Olamide Zaccheaus ( ; born July 23, 1997) is an American football wide receiver for the Atlanta Falcons of the National Football League (NFL). He played college football at Virginia.

Zaccheaus had lived with his family in Plainfield, New Jersey, before moving at age seven to Magnolia, New Jersey.

College career
Zaccheaus was a member of the Virginia Cavaliers for four seasons. He was named second team All-Atlantic Coast Conference (ACC) after catching 85 passes for 895 yards and five touchdowns. As a senior, Zaccheaus led the Atlantic Coast Conference with 93 receptions for 1,058 yards and nine touchdowns and was named first team All-ACC. He was named the Most Valuable Player of the 2018 Belk Bowl, his final game as a Cavalier, after making 12 receptions for 100 yards receiving and three touchdowns. Zaccheaus finished his collegiate career with 250 receptions for 2,753 yards and 22 touchdowns while also rushing 79 times for 551 yards and two touchdowns in 50 games played.

══════════════════════════════

__SET TASKS__.
• 1. In the player profile, what did Zaccheaus do to be named Most Valuable Player of the 2018 Belk Bowl? Explain in one to three sentences.
• 2. From the player profile, quote the passage that begins with the words "Olamide Zaccheaus ( ;" and ends with "Magnolia, New Jersey.".

__SUPPLIED DATA__.
══════════════════════════════

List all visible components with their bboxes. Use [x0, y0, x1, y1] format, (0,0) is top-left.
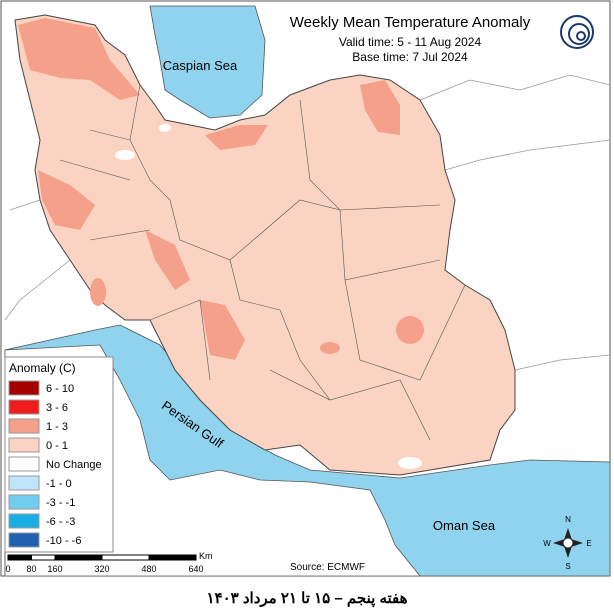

══════════════════════════════

__RESPONSE LIST__.
• 1. He made 12 receptions for 100 yards receiving and three touchdowns in that game. It was his final game as a Cavalier.

• 2.
Olamide Zaccheaus ( ; born July 23, 1997) is an American football wide receiver for the Atlanta Falcons of the National Football League (NFL). He played college football at Virginia.

Zaccheaus had lived with his family in Plainfield, New Jersey, before moving at age seven to Magnolia, New Jersey.